>> Begin Data provided

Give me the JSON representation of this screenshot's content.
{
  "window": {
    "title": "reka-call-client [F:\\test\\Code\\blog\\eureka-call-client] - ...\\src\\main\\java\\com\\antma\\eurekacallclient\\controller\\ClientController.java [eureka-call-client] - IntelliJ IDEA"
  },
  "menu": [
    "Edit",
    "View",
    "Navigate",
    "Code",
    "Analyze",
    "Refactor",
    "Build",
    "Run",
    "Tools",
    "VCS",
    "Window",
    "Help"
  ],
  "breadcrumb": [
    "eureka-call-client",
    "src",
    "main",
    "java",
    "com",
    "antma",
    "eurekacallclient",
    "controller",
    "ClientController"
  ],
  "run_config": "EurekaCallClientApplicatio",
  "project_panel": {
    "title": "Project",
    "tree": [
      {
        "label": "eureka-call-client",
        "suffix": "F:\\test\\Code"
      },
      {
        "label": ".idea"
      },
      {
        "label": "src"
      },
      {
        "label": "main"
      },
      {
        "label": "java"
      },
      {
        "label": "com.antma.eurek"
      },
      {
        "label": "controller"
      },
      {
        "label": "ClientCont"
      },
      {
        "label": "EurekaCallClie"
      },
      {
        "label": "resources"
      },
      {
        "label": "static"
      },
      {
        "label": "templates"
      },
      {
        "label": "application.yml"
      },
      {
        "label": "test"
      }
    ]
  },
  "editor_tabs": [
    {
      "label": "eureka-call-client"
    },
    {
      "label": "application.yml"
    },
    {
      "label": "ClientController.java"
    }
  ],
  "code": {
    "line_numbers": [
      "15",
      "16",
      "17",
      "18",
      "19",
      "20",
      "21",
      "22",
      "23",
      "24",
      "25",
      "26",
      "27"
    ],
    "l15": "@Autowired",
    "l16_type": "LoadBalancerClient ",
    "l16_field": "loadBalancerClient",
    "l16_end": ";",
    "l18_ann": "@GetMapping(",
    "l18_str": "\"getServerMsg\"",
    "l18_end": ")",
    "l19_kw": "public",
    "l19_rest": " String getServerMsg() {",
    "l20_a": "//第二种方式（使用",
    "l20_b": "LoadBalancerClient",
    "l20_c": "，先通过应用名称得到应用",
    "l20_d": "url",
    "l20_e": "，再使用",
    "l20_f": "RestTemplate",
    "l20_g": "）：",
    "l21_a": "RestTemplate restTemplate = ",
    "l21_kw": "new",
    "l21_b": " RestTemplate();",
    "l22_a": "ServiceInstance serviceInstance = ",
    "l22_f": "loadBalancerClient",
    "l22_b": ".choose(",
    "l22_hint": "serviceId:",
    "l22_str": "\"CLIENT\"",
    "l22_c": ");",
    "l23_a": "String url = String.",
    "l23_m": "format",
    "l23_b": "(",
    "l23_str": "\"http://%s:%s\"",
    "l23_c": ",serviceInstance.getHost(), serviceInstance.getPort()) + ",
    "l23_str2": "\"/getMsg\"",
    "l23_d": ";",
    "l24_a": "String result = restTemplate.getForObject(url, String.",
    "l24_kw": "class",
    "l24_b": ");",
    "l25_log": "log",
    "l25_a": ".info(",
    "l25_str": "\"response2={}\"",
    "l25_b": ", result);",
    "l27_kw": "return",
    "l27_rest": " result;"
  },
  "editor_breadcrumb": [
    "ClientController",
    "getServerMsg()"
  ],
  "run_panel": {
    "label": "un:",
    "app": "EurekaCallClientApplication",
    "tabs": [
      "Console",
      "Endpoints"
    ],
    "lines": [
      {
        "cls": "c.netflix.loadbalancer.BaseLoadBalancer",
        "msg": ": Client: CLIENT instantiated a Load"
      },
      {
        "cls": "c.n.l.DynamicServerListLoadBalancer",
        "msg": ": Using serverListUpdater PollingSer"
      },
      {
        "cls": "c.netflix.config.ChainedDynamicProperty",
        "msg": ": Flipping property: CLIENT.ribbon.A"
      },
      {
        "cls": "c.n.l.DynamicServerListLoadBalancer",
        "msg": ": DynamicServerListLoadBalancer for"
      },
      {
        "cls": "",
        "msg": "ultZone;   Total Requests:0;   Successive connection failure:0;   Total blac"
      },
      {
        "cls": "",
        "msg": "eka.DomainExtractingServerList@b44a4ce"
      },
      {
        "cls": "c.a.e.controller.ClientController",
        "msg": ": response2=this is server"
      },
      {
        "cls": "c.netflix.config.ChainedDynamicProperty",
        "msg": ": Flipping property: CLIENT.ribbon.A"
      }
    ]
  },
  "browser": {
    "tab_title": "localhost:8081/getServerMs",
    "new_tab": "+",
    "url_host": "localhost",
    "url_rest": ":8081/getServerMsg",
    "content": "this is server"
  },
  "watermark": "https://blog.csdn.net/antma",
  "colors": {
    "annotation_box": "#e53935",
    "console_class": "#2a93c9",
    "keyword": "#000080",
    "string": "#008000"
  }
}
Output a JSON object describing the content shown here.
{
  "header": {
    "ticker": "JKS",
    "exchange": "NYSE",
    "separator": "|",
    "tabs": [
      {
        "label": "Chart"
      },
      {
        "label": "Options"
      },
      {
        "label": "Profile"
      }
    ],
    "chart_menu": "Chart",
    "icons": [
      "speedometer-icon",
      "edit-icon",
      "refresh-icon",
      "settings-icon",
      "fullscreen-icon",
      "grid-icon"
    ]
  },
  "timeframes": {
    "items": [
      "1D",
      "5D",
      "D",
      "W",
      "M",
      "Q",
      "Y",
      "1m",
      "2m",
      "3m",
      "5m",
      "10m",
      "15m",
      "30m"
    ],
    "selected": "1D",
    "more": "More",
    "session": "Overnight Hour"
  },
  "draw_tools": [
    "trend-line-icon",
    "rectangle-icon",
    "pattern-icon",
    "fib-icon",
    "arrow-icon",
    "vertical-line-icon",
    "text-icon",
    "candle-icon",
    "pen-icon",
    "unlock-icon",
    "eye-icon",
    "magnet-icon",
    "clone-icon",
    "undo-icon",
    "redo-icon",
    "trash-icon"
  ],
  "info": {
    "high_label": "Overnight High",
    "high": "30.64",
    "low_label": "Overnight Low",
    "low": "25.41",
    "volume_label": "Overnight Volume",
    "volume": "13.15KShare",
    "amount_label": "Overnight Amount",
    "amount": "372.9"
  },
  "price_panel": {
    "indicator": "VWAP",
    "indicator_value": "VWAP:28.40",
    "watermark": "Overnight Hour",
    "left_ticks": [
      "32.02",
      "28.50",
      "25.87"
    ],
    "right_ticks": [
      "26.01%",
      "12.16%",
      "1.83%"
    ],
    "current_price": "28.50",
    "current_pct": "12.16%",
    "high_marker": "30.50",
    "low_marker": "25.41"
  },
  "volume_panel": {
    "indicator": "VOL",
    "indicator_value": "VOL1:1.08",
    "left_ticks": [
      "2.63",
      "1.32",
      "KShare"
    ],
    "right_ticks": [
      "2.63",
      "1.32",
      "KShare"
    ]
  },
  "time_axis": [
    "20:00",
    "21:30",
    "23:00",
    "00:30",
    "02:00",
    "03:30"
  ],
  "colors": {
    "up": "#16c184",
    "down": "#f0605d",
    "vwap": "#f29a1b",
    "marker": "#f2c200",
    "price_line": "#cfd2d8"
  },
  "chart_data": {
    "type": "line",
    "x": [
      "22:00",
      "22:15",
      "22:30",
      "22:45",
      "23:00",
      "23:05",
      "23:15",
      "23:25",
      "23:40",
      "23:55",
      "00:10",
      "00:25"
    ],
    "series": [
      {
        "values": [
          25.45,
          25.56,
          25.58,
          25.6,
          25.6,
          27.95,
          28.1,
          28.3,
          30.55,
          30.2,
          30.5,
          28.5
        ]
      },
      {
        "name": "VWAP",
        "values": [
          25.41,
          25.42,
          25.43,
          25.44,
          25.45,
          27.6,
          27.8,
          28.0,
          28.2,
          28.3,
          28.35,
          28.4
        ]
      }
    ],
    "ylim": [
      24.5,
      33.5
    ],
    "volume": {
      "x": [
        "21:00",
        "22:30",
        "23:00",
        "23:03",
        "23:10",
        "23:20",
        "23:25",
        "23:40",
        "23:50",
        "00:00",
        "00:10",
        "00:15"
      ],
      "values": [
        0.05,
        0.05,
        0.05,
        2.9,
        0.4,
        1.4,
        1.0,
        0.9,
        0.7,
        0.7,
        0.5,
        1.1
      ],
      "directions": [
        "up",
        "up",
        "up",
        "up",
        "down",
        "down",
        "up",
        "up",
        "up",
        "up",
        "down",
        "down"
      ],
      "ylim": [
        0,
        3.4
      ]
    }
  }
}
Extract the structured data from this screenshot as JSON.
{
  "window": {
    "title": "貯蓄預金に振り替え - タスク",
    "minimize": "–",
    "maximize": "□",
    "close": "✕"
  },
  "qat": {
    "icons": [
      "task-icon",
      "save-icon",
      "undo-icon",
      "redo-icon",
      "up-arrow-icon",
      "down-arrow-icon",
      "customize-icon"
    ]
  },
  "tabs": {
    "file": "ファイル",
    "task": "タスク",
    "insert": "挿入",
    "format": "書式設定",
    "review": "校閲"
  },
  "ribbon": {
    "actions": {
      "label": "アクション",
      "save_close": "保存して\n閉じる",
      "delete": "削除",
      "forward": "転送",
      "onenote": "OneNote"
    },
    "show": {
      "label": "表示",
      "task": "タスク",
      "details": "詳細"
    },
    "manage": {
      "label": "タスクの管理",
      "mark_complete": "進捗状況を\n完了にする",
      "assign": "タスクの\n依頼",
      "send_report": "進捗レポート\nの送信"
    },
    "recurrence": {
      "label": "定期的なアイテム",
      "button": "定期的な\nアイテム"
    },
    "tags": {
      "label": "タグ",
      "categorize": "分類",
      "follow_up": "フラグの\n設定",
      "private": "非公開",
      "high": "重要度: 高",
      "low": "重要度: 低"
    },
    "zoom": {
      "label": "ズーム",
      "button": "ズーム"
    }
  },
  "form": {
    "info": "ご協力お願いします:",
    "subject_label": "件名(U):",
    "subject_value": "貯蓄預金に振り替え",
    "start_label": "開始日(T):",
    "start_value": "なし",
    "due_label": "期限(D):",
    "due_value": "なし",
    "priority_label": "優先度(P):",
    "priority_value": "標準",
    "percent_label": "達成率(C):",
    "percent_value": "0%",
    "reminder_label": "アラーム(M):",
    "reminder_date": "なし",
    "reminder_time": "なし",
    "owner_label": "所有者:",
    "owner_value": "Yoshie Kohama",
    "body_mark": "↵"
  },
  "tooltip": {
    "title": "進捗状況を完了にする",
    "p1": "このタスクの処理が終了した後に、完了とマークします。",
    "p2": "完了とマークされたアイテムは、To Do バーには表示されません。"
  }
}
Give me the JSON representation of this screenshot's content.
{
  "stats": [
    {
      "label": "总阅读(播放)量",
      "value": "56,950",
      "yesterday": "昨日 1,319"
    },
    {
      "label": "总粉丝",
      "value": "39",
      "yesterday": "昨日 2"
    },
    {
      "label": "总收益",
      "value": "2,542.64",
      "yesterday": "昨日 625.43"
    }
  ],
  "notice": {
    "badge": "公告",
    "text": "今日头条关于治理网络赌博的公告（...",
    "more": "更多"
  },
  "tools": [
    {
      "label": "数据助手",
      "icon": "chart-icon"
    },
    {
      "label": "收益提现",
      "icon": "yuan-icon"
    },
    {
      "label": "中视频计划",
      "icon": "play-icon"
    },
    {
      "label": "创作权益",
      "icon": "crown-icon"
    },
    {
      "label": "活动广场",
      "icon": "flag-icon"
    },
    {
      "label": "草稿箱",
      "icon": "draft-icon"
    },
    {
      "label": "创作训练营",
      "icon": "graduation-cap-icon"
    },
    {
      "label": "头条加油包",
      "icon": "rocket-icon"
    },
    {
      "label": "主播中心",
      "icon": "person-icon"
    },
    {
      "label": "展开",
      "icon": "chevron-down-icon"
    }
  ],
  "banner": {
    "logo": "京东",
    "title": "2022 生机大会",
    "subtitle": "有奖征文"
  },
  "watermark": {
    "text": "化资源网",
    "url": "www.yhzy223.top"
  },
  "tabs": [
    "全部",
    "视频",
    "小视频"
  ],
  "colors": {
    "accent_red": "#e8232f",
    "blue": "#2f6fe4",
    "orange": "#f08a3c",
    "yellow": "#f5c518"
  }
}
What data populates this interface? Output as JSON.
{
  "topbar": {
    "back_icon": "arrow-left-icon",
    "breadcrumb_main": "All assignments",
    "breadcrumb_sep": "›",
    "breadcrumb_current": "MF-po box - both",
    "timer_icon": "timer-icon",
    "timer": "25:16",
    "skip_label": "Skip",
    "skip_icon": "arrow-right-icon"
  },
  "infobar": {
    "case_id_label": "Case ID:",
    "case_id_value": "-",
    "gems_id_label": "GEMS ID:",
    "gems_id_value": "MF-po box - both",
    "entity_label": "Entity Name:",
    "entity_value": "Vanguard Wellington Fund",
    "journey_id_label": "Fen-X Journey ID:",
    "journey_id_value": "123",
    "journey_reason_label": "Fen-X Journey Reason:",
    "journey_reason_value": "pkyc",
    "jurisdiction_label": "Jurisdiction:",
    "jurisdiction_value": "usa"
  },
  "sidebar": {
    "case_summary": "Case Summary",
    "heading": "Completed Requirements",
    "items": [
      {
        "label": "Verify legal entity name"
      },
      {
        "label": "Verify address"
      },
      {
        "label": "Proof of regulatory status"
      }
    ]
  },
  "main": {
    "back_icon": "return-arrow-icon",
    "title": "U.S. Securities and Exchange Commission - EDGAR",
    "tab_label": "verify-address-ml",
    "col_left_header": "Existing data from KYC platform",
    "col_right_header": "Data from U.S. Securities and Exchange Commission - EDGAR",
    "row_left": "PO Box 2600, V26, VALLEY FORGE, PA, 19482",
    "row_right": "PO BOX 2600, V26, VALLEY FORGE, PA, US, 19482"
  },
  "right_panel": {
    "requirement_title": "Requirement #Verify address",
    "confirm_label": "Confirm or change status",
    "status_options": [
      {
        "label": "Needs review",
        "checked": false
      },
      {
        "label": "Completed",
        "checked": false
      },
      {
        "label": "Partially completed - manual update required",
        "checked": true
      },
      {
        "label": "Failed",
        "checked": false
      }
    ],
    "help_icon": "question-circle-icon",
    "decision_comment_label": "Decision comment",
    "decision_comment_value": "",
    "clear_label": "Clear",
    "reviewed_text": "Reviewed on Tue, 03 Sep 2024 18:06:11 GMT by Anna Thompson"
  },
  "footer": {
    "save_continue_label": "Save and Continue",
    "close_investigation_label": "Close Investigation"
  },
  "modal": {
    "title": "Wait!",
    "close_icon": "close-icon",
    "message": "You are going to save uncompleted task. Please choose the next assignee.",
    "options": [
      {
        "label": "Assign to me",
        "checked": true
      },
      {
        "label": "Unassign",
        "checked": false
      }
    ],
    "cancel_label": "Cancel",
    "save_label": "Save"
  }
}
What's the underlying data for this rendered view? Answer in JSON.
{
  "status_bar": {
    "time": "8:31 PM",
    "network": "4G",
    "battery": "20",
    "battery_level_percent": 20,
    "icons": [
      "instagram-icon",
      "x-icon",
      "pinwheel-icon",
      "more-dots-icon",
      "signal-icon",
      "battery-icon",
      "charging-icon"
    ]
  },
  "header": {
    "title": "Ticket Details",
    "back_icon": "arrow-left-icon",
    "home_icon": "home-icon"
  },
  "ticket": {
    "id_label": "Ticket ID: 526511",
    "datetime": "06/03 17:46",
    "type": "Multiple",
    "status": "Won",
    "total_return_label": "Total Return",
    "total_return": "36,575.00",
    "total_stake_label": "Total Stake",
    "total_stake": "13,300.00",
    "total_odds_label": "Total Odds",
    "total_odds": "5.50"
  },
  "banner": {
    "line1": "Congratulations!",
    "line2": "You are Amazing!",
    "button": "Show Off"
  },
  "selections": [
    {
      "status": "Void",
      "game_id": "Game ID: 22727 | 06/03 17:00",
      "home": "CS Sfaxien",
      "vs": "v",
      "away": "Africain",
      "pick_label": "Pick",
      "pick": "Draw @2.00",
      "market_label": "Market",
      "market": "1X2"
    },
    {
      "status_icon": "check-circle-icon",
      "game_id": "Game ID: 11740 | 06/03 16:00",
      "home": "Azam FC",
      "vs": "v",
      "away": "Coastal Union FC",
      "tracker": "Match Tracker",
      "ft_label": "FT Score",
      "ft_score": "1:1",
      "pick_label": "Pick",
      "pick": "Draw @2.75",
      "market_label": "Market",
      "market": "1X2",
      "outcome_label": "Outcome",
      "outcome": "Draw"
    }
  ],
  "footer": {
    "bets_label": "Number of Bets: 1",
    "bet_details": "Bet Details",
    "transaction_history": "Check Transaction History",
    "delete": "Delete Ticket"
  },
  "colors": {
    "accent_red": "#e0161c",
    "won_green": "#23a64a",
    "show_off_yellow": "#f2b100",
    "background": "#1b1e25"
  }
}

>> End Data provided

Given task:
Which lines contain "both"? Copy each of them.

Worked solution:
    "breadcrumb_current": "MF-po box - both",
    "gems_id_value": "MF-po box - both",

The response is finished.